TO DO:
Collect all lines containing the word "Connection" from the data.

* Begin MATERIAL SUPPLIED *

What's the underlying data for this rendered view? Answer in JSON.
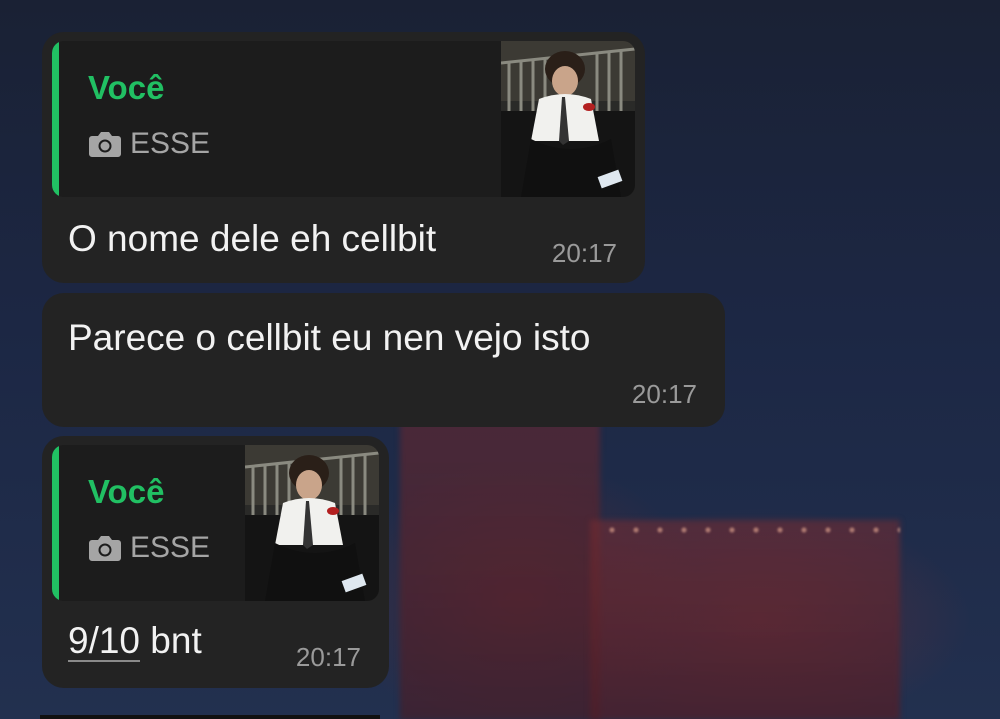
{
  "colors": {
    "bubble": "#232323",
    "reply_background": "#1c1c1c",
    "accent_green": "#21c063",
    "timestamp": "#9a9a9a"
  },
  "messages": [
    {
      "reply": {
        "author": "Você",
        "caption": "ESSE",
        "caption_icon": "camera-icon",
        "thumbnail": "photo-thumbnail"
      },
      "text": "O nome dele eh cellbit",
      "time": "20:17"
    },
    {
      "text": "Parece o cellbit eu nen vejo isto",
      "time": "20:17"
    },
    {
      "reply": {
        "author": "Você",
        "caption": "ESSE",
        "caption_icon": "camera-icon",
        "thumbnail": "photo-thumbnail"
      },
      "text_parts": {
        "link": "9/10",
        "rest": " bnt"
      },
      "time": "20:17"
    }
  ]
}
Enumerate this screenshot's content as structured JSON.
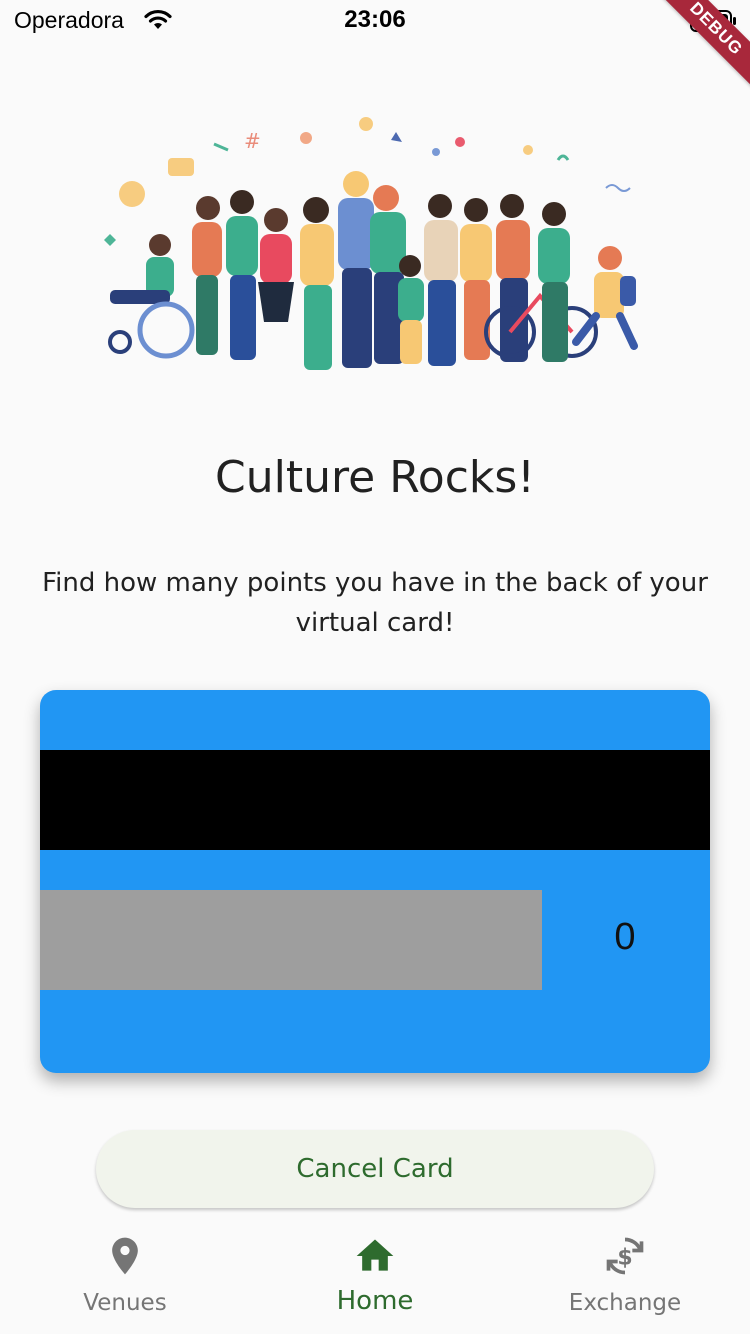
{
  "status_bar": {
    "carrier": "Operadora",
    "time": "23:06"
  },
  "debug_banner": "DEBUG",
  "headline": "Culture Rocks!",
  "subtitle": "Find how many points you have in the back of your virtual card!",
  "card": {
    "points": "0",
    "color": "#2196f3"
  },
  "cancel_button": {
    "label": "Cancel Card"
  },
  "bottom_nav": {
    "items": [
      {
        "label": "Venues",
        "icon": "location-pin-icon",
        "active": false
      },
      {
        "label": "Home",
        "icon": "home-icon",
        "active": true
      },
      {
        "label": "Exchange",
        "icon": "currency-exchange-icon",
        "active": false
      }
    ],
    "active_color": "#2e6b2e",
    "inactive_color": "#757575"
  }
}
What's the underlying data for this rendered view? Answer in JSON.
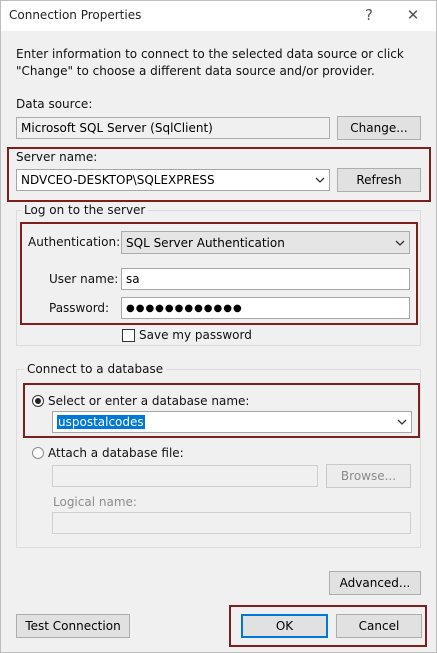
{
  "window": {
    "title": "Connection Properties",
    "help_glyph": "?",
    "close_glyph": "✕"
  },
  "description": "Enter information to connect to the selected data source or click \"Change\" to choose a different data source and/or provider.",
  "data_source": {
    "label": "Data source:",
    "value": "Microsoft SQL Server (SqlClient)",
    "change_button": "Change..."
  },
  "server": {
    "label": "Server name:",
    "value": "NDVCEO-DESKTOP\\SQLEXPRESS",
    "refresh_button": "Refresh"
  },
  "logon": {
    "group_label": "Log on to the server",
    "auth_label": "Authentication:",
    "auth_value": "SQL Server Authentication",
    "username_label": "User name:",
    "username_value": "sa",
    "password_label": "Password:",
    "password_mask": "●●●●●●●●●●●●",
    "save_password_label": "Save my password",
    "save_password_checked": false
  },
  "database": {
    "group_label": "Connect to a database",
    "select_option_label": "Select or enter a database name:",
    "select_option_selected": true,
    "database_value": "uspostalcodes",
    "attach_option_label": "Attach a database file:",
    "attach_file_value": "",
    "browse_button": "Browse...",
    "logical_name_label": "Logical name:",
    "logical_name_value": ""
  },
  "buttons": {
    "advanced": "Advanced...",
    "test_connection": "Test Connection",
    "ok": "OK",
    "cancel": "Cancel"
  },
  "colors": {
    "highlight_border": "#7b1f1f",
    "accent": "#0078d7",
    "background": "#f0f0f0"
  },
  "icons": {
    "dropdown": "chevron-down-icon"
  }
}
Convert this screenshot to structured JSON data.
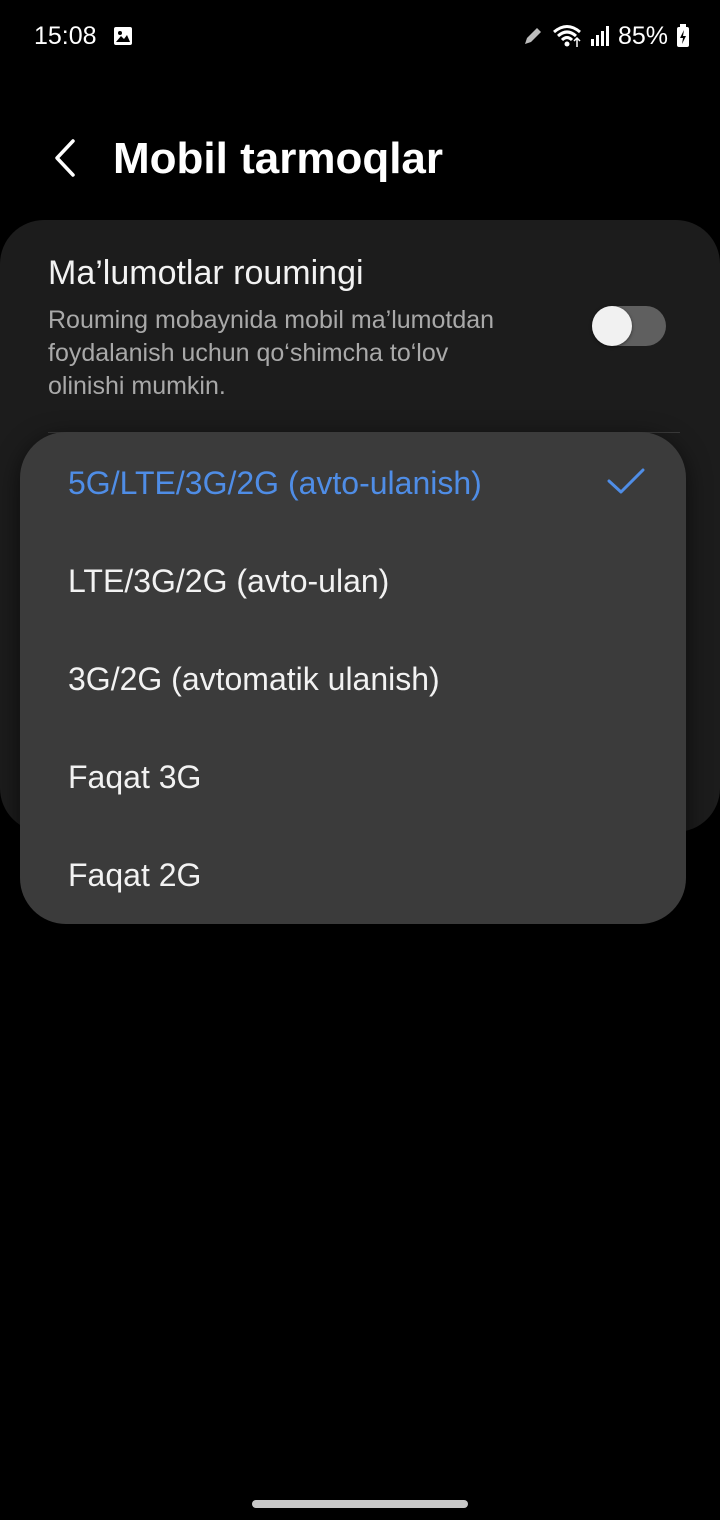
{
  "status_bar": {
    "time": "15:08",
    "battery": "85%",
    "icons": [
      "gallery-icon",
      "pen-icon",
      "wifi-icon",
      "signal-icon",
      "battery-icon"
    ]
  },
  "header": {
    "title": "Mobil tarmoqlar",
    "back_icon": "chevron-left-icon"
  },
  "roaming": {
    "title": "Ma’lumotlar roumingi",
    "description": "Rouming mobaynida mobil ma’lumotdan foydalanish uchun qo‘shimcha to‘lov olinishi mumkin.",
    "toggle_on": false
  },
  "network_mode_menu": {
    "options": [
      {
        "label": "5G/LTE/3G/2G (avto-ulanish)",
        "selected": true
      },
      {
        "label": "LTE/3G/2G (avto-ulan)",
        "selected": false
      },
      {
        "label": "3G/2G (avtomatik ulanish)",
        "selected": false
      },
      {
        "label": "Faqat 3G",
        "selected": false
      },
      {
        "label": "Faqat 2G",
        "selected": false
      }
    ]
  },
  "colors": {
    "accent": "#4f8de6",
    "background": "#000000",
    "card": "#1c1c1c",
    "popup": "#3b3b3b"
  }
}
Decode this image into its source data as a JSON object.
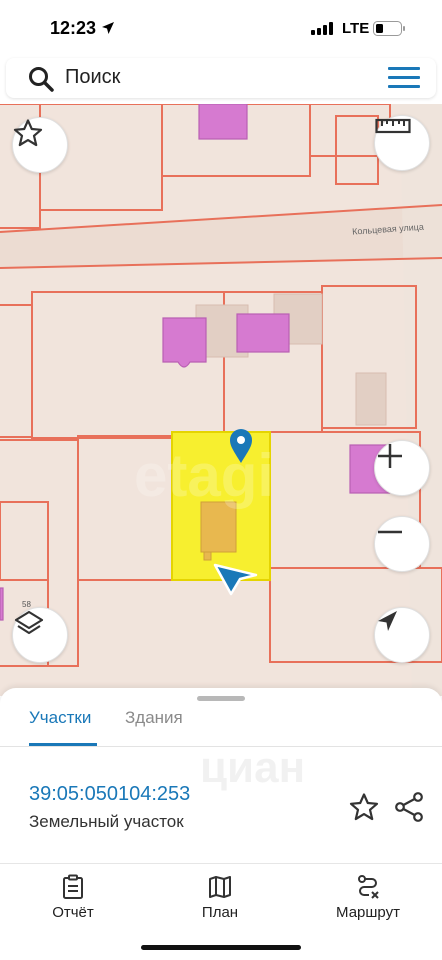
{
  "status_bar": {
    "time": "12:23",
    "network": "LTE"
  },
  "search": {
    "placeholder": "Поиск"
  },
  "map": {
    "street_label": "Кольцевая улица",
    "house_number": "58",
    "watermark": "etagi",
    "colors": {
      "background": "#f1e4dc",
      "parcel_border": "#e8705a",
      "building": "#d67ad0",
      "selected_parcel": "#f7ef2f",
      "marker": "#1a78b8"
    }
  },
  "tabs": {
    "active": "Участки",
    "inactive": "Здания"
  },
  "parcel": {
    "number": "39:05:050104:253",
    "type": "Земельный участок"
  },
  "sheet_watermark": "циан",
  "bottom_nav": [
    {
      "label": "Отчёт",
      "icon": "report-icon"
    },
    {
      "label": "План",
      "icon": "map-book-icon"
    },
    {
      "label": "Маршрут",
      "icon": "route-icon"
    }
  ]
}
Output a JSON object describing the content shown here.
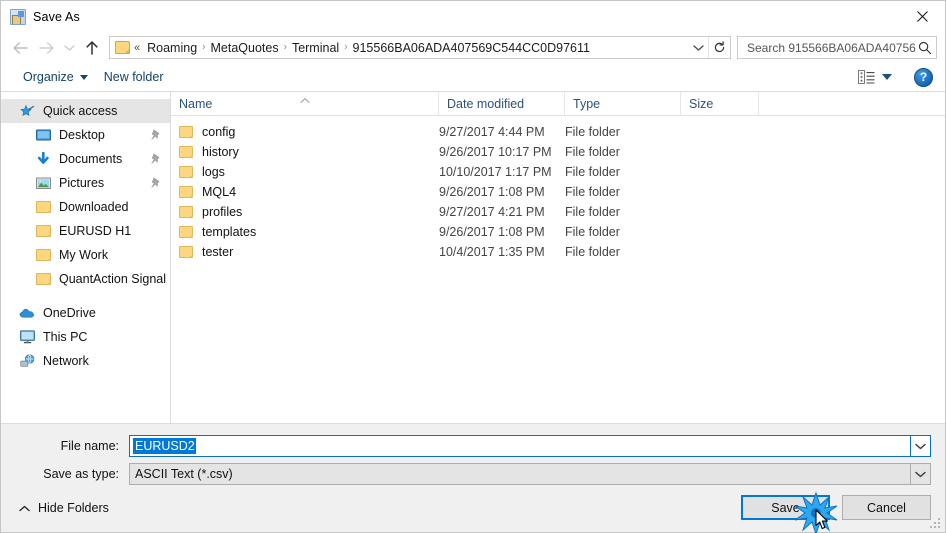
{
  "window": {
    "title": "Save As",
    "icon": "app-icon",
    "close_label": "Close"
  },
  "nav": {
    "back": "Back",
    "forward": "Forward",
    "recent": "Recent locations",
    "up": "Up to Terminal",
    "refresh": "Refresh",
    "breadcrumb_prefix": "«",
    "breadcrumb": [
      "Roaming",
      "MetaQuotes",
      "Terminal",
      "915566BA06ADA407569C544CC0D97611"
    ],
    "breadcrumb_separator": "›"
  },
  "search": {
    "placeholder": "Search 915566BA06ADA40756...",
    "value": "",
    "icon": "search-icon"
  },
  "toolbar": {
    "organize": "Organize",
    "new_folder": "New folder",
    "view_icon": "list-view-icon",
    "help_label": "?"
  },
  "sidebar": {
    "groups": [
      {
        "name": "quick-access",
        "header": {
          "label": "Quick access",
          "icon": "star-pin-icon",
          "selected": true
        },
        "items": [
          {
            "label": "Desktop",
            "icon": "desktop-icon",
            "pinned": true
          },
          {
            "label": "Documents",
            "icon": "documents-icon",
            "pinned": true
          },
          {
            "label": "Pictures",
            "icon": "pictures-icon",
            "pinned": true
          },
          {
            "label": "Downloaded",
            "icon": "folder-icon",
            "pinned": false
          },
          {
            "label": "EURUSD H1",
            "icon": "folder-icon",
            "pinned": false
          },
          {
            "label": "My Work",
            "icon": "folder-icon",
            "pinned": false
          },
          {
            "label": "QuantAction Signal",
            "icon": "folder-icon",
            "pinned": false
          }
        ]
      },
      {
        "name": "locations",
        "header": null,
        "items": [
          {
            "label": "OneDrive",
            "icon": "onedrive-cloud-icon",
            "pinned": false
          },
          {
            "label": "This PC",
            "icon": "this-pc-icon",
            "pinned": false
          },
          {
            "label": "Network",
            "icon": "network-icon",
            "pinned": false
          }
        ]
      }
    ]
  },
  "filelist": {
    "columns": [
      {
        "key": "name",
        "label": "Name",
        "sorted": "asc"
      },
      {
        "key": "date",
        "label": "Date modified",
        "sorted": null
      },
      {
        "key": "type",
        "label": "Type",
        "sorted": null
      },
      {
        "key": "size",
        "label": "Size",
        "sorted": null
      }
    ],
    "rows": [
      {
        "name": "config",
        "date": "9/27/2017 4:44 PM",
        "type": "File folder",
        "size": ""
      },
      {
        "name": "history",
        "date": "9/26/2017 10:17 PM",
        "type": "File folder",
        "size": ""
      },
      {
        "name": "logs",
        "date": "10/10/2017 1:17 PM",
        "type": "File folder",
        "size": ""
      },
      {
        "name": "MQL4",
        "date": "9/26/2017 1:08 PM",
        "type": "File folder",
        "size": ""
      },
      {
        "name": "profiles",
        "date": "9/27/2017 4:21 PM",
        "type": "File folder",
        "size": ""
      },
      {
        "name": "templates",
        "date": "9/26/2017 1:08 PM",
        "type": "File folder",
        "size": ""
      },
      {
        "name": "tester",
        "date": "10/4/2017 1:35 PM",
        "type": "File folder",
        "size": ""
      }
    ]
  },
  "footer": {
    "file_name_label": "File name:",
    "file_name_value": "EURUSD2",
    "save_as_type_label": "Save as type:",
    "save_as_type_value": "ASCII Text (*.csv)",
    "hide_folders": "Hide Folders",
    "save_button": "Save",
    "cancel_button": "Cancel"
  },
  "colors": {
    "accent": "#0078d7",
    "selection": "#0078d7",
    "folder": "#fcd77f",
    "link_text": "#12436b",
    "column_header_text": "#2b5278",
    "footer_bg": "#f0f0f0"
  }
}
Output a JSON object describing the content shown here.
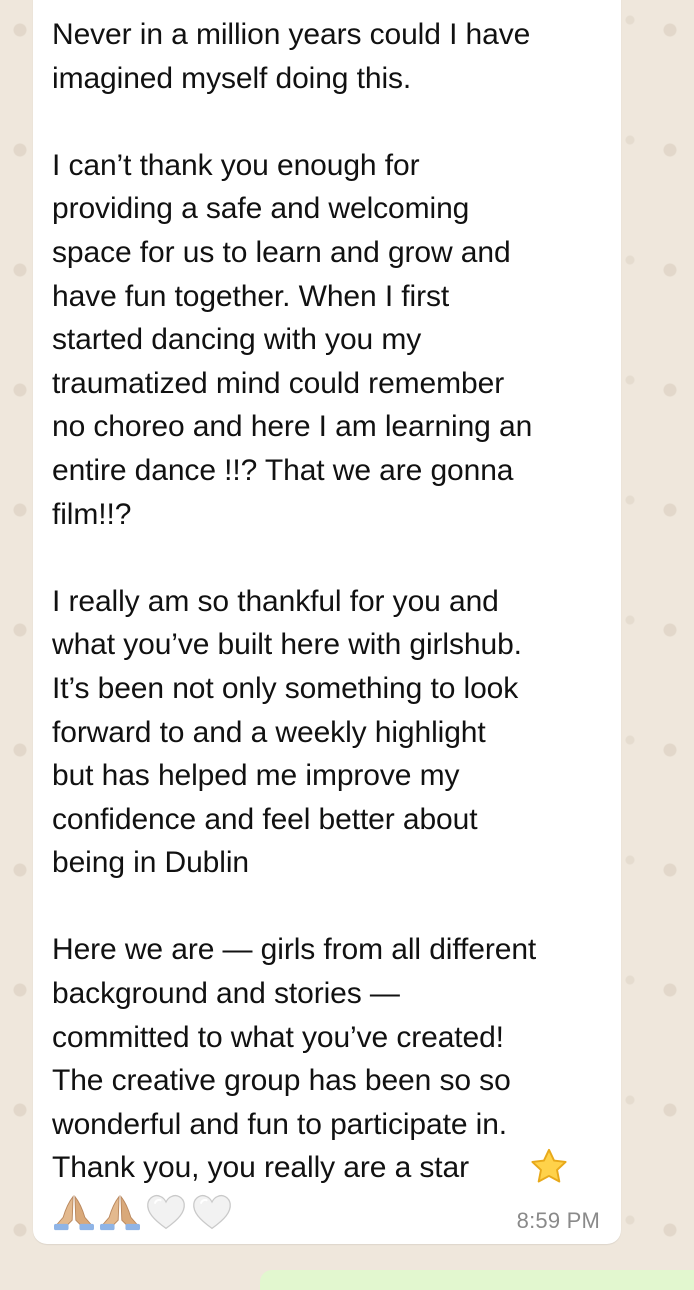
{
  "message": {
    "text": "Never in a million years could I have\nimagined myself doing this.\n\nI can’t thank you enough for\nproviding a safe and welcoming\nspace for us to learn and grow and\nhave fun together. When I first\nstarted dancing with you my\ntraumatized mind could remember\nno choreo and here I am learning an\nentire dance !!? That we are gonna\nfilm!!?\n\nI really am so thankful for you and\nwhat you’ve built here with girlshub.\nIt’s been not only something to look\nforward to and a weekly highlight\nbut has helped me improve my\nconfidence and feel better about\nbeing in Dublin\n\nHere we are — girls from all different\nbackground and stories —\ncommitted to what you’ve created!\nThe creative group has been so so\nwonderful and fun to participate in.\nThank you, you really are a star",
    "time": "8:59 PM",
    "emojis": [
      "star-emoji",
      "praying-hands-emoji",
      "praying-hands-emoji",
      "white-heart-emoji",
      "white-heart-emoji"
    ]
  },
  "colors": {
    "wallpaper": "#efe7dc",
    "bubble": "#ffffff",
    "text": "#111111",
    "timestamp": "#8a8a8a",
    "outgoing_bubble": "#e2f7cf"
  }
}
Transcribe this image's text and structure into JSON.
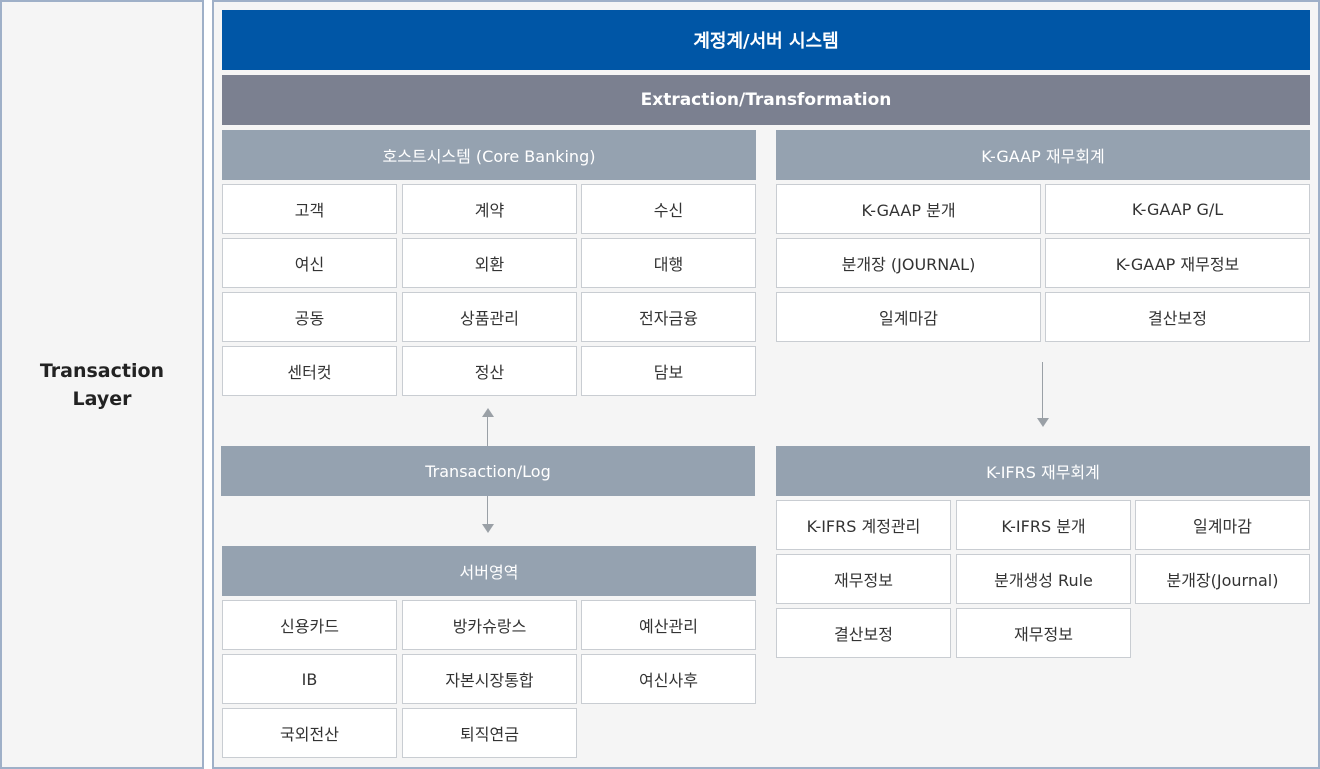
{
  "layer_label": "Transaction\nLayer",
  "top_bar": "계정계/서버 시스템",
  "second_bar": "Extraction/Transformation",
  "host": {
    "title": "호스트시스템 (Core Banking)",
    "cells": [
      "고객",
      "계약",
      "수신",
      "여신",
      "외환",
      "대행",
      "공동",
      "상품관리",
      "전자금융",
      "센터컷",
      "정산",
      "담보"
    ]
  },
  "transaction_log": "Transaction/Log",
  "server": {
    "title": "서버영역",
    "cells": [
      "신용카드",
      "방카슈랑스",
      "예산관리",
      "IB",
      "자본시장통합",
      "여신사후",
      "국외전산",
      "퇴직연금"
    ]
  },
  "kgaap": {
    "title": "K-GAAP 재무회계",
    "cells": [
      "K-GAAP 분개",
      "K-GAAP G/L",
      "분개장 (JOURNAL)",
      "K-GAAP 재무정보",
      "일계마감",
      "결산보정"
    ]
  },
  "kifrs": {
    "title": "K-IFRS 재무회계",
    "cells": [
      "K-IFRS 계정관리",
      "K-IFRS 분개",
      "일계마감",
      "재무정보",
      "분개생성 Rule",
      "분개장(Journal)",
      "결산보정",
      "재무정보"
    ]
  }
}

* End MATERIAL SUPPLIED *

OUTPUT FOR THIS EXERCISE:
    "title": "Connection Properties",
    "test_connection": "Test Connection",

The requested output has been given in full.